— start of Exercise material —
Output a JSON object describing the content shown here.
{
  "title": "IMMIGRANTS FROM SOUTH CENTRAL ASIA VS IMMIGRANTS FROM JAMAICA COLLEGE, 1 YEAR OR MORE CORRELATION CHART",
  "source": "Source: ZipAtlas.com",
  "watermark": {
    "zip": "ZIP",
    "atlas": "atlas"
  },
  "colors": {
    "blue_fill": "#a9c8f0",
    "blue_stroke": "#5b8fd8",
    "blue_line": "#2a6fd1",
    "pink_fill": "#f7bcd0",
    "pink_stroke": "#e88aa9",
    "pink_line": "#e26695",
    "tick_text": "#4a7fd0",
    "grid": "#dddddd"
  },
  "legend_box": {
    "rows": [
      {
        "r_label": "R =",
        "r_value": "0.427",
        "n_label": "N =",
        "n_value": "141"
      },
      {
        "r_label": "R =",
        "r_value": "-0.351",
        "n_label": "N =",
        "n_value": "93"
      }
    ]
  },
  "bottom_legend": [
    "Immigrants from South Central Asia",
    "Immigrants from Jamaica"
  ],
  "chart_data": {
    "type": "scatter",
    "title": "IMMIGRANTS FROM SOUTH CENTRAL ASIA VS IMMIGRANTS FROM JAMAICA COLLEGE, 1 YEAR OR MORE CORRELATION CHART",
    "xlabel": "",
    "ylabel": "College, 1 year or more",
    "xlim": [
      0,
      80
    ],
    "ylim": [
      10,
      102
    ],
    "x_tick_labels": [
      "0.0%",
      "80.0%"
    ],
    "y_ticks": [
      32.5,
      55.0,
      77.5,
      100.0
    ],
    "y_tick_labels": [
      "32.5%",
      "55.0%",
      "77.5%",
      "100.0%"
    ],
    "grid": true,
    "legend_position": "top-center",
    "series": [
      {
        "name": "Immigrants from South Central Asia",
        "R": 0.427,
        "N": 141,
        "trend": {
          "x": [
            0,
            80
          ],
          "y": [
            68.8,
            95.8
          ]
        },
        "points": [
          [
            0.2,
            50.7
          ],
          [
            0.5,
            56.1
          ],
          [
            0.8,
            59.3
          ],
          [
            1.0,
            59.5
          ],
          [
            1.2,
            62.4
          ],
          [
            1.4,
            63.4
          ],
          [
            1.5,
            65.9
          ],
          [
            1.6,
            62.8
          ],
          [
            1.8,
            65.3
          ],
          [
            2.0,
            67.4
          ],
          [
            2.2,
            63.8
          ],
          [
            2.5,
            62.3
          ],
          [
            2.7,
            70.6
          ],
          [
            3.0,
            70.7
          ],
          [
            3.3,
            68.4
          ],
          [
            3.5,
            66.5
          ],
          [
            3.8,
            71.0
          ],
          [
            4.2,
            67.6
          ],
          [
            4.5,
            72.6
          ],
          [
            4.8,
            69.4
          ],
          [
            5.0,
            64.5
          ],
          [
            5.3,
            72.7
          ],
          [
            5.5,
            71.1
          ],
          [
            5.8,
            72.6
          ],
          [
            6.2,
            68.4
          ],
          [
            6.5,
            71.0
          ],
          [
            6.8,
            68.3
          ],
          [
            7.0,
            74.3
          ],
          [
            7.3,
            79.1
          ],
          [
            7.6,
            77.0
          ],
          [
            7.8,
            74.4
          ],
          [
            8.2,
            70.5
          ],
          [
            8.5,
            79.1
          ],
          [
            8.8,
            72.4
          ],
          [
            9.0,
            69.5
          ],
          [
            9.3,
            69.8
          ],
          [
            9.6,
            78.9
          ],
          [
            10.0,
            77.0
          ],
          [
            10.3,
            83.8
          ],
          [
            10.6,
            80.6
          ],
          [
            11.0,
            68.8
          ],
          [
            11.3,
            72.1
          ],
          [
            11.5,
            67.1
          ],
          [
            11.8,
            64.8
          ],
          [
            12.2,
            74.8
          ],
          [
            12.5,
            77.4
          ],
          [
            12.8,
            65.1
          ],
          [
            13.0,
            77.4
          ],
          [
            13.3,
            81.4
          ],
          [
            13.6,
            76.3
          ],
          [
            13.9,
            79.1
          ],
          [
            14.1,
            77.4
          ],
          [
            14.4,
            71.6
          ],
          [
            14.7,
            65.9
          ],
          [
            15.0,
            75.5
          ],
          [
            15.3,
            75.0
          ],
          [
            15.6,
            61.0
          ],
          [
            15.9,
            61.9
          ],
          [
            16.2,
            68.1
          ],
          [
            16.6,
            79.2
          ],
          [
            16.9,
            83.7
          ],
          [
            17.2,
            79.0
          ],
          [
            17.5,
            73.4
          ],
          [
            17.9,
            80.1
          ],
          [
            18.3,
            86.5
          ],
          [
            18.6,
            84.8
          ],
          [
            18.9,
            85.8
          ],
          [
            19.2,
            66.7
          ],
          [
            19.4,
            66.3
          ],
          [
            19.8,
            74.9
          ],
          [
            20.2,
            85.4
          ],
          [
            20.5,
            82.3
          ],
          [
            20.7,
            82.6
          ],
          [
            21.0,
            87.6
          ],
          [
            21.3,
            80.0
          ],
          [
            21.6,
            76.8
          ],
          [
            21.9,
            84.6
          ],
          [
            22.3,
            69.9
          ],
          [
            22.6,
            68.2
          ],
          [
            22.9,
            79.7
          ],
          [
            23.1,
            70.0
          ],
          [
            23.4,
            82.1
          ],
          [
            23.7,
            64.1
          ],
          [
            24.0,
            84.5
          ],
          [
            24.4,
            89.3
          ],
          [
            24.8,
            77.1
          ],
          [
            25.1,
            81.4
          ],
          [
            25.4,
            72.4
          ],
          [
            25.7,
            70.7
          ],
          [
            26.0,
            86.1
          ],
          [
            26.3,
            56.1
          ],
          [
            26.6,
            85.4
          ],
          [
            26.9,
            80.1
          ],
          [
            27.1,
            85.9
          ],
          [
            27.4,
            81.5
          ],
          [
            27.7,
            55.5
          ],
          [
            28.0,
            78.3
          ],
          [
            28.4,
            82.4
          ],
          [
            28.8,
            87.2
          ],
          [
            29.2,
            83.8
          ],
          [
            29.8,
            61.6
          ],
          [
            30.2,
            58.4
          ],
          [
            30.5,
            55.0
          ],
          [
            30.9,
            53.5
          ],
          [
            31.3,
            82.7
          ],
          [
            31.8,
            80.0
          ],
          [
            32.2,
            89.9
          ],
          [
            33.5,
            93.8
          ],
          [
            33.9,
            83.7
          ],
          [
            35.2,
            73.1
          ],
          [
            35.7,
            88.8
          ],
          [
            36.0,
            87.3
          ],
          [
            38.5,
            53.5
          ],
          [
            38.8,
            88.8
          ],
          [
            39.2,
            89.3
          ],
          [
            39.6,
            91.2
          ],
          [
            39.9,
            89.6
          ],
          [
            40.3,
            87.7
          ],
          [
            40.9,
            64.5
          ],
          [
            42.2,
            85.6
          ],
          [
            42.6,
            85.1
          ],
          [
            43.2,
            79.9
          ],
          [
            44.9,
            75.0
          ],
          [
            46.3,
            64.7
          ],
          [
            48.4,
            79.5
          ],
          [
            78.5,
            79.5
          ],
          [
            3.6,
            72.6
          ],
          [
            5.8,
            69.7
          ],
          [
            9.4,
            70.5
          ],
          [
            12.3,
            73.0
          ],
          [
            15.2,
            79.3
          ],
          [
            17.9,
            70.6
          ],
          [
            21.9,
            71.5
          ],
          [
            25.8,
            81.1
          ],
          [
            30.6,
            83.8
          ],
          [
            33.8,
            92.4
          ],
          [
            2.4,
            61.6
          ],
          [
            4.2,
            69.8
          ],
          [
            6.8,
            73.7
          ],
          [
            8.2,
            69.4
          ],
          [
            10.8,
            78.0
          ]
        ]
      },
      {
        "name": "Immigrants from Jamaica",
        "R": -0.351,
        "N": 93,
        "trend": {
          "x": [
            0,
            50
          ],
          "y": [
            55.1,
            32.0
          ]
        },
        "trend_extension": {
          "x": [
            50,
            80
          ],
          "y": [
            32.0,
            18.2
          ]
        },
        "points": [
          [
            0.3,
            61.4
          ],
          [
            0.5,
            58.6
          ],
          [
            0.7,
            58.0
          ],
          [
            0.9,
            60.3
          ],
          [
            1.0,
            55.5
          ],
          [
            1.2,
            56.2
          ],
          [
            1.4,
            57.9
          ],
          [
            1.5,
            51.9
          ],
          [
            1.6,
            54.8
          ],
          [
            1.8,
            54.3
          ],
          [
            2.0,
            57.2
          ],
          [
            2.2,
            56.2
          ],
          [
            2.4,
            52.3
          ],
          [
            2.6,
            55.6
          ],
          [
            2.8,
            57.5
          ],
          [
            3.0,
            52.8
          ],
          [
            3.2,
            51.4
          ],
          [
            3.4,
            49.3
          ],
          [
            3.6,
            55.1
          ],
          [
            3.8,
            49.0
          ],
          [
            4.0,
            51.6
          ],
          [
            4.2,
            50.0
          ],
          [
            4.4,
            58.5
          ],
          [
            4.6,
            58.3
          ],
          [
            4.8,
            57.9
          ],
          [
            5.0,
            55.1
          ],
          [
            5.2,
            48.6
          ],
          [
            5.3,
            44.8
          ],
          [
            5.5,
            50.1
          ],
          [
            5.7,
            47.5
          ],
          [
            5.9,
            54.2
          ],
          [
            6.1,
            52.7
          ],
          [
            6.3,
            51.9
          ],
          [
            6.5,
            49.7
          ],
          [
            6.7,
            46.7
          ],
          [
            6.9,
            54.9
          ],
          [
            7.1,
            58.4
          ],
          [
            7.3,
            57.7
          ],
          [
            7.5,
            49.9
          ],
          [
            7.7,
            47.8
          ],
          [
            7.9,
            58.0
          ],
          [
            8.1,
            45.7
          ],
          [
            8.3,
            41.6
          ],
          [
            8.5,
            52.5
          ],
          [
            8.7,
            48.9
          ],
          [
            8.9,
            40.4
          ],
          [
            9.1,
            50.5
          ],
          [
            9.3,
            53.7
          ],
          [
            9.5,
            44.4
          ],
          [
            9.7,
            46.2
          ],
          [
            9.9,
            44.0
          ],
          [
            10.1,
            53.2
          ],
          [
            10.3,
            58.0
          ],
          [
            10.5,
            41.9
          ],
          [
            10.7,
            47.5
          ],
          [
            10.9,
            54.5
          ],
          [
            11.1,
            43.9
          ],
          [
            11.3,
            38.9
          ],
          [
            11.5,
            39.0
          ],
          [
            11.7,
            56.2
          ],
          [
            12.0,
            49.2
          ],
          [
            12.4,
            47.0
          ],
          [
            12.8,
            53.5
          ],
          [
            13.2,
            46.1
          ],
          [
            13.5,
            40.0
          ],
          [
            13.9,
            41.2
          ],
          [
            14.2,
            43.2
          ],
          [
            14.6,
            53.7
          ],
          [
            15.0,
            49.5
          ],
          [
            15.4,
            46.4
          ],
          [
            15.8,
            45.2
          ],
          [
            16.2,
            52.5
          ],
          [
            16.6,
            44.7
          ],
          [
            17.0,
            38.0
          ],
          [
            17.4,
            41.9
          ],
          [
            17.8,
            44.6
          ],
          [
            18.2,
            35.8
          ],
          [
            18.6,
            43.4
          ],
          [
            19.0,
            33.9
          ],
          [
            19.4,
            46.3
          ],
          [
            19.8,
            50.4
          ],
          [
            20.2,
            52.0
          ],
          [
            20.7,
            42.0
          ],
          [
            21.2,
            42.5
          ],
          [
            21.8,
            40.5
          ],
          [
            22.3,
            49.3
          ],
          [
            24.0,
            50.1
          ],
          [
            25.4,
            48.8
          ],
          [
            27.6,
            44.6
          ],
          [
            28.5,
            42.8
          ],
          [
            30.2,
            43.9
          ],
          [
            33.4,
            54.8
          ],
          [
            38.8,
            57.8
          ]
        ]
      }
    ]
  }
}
— end of Exercise material —
- **The exercise**: Each line in the listing above that contains "title" should be copied.

- **Task solution**:
  "title": "IMMIGRANTS FROM SOUTH CENTRAL ASIA VS IMMIGRANTS FROM JAMAICA COLLEGE, 1 YEAR OR MORE CORRELATION CHART",
    "title": "IMMIGRANTS FROM SOUTH CENTRAL ASIA VS IMMIGRANTS FROM JAMAICA COLLEGE, 1 YEAR OR MORE CORRELATION CHART",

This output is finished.